## start Task input

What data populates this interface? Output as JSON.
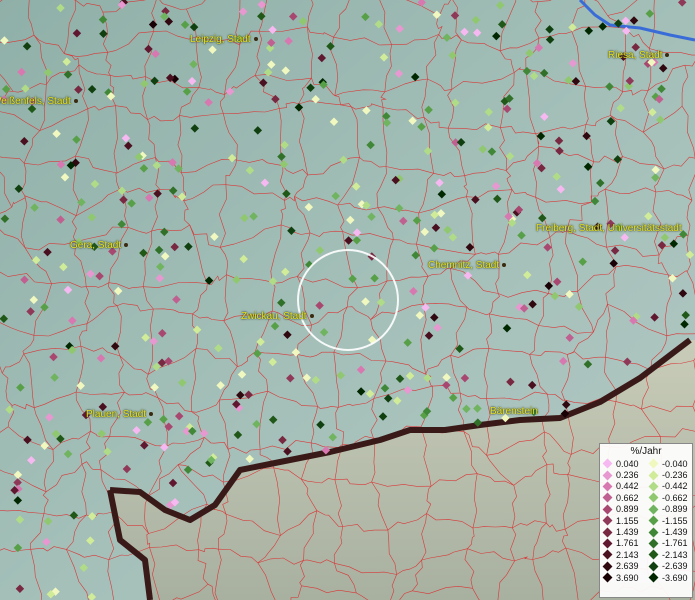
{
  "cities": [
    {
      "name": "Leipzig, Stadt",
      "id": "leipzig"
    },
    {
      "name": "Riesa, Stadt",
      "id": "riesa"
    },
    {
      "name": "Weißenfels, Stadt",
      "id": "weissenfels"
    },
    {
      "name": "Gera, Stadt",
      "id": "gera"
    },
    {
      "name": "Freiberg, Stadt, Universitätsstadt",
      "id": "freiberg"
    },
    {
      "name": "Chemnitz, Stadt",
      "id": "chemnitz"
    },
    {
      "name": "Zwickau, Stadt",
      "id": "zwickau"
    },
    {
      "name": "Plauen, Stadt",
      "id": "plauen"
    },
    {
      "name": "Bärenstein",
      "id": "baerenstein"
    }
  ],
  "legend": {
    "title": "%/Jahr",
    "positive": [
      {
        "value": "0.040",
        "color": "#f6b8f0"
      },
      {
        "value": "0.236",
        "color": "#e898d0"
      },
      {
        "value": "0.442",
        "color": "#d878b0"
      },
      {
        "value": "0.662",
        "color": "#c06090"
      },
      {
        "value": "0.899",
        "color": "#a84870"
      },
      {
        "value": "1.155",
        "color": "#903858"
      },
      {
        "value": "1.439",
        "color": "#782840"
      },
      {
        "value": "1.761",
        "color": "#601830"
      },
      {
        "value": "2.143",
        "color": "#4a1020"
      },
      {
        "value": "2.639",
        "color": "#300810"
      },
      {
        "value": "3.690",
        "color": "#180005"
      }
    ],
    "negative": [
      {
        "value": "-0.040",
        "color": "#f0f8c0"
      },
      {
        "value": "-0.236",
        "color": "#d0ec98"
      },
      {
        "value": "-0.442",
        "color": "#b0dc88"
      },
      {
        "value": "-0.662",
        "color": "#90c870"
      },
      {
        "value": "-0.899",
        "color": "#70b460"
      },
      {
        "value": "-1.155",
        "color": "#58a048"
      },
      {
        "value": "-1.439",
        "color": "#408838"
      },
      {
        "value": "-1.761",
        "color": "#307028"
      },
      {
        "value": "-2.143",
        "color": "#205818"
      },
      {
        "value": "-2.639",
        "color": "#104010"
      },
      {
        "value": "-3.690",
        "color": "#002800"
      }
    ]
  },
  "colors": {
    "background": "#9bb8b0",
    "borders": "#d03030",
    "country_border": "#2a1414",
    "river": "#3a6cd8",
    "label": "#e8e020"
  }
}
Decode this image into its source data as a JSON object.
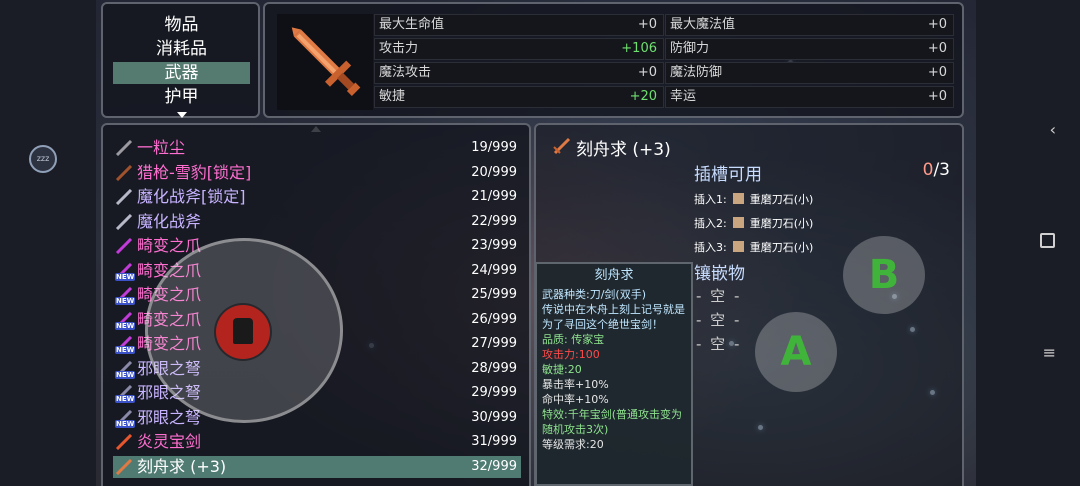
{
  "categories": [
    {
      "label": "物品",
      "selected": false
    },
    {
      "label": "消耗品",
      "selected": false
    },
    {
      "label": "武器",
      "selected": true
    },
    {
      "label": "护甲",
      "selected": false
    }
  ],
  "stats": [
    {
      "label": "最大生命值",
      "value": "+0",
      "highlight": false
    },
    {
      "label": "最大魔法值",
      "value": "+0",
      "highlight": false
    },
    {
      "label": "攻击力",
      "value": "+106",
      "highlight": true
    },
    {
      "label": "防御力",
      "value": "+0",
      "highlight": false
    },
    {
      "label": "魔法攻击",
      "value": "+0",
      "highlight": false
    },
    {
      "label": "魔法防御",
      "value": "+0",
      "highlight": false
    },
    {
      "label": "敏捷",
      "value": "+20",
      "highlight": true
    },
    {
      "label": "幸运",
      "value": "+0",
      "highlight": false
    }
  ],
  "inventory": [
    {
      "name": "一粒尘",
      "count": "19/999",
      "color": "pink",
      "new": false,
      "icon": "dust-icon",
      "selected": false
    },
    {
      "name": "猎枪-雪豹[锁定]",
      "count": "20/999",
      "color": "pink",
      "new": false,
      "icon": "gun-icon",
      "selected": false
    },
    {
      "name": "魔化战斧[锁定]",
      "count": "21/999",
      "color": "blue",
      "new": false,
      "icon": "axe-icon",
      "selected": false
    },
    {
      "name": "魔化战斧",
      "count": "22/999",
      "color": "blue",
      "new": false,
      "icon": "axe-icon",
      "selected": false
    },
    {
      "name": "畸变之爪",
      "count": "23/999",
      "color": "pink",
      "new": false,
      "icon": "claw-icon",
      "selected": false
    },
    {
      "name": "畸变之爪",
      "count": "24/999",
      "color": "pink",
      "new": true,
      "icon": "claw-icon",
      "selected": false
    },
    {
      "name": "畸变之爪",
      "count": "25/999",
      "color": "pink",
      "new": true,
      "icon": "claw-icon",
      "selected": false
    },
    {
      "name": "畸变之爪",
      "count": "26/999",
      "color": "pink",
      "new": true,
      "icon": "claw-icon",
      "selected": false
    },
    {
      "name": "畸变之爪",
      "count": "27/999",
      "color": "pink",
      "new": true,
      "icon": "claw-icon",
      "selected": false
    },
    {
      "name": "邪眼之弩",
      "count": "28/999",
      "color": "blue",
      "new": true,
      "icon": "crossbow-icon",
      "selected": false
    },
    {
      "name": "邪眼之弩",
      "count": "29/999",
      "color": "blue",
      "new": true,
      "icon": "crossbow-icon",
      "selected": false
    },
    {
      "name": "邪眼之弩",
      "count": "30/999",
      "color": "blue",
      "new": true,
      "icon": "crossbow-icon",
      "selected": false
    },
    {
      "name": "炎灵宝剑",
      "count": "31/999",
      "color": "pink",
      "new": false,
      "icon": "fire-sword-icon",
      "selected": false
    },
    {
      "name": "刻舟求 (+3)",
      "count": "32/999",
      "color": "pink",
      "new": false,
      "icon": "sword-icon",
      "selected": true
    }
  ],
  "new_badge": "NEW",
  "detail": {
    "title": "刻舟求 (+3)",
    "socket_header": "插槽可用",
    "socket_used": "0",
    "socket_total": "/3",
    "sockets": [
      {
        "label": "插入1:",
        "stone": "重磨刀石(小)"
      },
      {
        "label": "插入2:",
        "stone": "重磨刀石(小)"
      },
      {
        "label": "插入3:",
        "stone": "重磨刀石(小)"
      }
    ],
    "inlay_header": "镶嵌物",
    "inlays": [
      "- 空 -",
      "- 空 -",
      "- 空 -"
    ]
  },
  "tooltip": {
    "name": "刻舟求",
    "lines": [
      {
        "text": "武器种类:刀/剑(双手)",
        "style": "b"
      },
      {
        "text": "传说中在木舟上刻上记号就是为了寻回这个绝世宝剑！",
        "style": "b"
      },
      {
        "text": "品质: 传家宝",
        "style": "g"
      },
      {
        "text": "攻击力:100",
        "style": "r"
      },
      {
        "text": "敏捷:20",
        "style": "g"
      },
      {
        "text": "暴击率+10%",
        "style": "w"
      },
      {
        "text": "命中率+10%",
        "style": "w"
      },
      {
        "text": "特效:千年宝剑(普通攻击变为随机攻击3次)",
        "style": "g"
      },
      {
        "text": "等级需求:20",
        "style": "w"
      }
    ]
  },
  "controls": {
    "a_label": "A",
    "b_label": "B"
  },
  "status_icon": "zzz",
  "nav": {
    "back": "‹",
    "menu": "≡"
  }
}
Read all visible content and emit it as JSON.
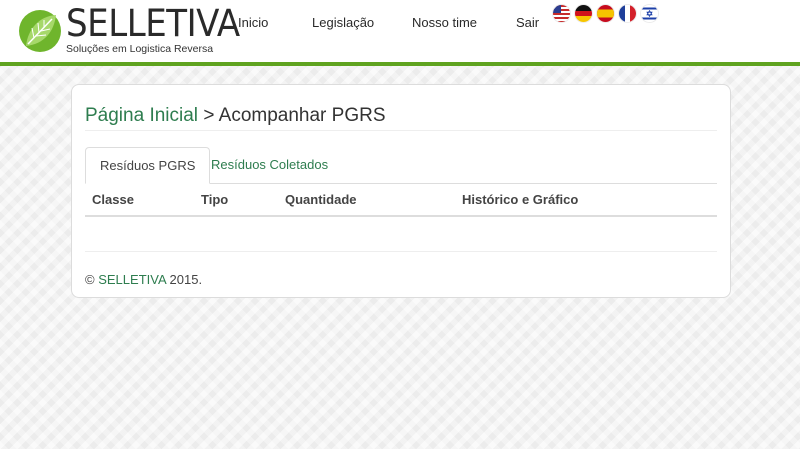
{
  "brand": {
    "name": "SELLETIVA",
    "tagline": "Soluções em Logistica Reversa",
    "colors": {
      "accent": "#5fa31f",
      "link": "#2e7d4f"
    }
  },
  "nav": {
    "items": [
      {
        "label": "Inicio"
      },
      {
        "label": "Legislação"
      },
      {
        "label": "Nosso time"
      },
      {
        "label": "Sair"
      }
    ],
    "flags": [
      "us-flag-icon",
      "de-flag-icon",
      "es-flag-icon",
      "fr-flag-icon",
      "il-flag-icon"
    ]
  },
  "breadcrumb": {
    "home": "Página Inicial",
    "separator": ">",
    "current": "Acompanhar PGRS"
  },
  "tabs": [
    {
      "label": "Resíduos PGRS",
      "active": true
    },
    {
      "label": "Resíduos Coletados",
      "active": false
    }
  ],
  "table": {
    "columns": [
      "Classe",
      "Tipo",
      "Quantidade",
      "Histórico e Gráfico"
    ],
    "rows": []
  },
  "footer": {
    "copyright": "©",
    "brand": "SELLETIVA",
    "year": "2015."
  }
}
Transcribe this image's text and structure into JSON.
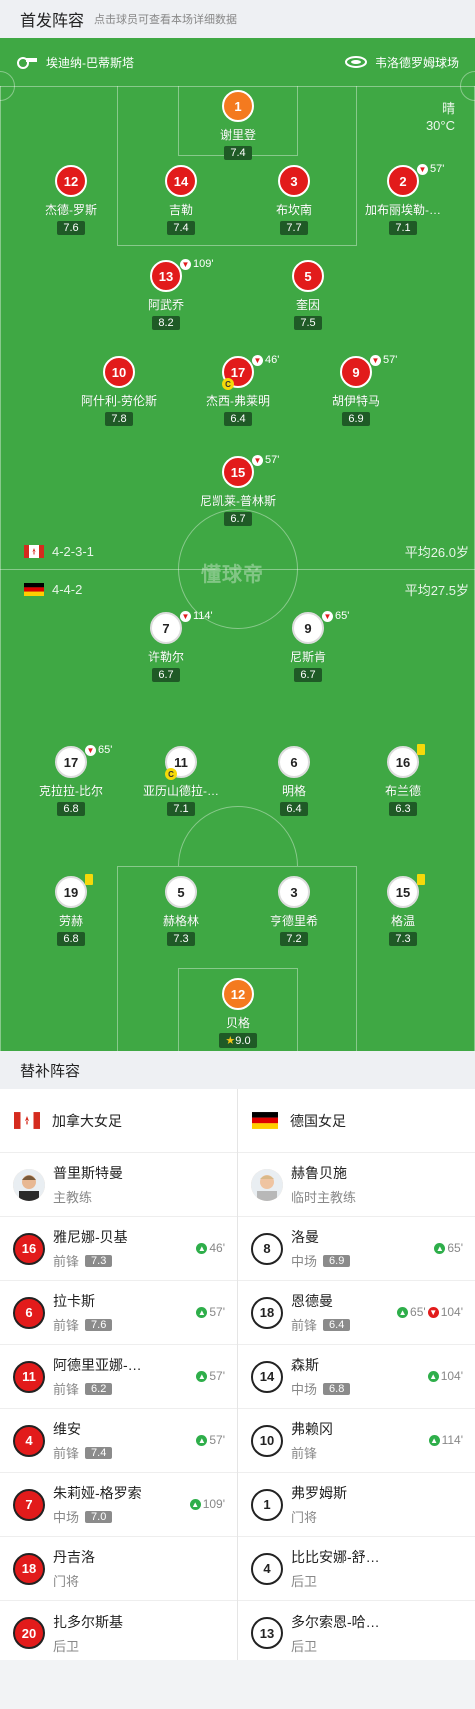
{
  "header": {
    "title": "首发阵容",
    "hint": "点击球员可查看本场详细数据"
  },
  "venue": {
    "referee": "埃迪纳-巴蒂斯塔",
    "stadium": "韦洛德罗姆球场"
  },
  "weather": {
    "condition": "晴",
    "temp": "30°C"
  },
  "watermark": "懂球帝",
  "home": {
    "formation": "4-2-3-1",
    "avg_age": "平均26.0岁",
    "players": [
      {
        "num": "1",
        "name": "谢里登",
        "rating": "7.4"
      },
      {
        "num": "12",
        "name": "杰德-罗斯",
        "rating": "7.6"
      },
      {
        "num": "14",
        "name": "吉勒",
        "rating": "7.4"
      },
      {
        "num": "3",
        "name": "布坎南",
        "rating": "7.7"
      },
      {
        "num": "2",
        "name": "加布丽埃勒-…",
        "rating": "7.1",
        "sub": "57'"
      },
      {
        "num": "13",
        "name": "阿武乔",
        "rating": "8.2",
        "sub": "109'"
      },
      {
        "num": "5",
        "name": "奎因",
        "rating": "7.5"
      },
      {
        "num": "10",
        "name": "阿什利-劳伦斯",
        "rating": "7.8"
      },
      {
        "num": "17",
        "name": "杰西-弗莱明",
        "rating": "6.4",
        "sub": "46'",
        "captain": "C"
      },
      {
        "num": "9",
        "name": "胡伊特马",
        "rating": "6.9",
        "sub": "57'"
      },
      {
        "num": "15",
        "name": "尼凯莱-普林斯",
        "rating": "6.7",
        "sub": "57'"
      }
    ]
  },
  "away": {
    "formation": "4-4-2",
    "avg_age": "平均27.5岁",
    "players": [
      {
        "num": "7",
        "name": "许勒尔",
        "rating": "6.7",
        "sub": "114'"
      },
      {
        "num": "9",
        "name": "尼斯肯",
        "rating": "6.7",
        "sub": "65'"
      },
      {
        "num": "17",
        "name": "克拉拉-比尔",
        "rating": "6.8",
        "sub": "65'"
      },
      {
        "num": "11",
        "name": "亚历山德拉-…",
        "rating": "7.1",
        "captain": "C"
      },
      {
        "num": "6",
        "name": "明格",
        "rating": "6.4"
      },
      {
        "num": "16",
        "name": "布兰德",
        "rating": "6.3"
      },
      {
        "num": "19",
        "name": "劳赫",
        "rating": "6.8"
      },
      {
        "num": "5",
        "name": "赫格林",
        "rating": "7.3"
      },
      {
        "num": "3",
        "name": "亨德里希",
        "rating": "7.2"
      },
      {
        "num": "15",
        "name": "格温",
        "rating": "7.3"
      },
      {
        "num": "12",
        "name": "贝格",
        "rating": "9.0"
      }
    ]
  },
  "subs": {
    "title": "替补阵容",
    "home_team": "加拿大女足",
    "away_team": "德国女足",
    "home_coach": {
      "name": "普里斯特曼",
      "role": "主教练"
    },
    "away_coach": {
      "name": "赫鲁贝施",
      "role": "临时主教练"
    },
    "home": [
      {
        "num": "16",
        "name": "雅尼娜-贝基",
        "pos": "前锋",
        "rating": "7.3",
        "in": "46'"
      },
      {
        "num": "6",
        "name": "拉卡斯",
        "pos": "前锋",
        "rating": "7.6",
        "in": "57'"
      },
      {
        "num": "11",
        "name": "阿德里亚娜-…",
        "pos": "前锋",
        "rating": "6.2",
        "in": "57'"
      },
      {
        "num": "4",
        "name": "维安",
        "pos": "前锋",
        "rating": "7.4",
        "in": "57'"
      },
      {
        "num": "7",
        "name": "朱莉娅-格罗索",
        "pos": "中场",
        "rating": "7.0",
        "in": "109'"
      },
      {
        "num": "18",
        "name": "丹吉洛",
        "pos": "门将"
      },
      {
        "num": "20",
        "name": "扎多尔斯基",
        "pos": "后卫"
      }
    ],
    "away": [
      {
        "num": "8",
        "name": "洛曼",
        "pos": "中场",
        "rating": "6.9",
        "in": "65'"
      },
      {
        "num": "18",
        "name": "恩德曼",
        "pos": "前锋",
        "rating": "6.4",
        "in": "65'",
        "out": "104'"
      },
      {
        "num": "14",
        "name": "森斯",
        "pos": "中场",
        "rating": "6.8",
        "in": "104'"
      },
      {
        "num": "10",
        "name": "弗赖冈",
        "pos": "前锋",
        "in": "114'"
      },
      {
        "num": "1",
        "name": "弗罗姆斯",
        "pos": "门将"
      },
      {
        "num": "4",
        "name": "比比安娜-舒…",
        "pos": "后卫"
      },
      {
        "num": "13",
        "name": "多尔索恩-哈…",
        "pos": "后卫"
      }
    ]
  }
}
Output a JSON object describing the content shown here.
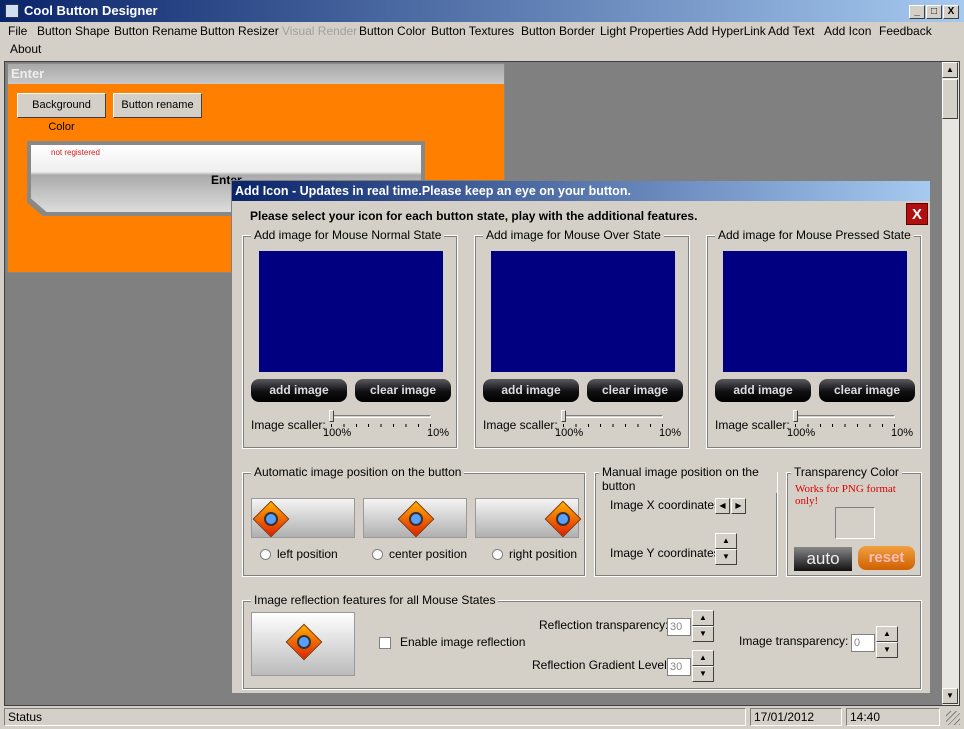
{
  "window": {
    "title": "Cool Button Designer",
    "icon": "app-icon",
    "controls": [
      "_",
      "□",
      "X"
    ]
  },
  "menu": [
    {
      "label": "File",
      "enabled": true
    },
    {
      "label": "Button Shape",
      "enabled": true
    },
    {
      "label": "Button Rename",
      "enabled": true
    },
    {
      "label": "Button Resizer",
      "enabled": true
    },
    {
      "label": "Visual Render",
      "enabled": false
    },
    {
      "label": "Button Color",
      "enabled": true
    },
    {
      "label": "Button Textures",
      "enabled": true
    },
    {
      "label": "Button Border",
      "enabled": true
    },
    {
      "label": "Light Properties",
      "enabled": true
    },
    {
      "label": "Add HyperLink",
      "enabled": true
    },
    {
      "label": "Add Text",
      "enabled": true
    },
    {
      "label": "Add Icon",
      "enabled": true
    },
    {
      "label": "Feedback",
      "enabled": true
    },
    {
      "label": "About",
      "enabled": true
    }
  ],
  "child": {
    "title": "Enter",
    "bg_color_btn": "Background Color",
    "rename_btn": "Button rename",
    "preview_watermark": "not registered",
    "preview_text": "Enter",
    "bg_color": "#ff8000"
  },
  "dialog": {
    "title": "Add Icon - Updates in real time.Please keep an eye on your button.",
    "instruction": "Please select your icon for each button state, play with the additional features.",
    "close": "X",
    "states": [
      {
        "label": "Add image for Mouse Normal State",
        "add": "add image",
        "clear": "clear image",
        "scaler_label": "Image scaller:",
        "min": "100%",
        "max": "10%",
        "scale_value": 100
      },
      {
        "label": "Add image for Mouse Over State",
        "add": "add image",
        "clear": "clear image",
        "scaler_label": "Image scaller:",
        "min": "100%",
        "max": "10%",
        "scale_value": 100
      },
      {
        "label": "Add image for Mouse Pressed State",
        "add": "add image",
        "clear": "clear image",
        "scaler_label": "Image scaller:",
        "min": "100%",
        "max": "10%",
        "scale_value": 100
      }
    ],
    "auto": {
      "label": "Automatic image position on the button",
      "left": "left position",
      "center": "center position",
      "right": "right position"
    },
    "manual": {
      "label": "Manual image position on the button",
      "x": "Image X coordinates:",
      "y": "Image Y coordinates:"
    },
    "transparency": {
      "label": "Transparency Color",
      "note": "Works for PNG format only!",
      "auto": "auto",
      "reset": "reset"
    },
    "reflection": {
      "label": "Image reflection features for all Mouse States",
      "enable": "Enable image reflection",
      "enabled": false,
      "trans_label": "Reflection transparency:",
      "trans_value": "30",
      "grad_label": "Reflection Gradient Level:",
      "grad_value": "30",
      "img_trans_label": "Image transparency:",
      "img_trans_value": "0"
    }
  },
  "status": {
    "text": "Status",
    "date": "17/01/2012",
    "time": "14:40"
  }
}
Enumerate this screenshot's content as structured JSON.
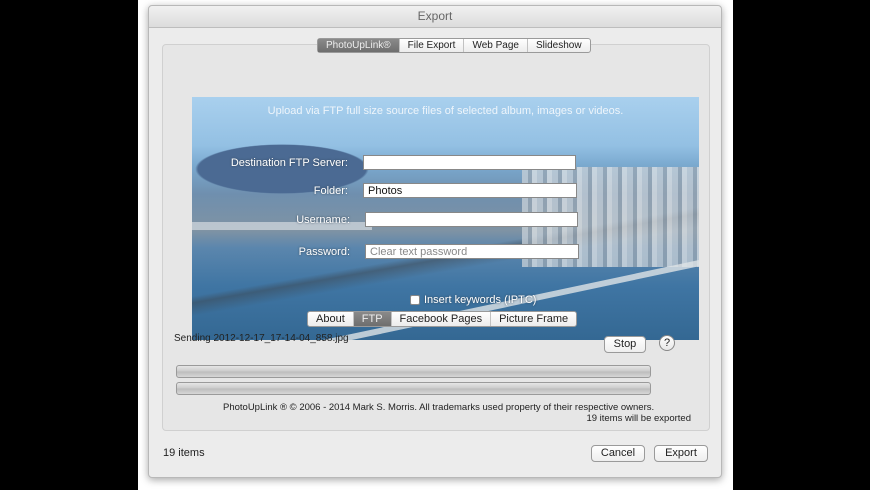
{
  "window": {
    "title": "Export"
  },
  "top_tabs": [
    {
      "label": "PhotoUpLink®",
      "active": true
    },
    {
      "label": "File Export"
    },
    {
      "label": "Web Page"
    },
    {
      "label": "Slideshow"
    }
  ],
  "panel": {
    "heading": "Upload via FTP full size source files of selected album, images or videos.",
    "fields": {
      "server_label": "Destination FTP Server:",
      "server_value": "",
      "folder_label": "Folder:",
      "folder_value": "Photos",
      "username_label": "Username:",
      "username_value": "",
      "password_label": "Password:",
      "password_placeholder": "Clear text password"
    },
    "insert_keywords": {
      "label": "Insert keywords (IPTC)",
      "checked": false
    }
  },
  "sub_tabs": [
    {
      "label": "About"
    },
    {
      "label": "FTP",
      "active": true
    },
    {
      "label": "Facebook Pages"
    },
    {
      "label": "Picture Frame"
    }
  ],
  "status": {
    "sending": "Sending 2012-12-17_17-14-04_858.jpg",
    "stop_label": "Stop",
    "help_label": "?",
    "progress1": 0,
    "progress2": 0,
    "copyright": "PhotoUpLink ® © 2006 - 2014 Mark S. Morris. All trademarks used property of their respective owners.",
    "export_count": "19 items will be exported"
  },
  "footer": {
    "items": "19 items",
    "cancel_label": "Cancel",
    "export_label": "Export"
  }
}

## end Task input

Task goal: Pull out each line of the entries that contains "source".

Output of the task:
Decode this image into its source data as a JSON object.
    "heading": "Upload via FTP full size source files of selected album, images or videos.",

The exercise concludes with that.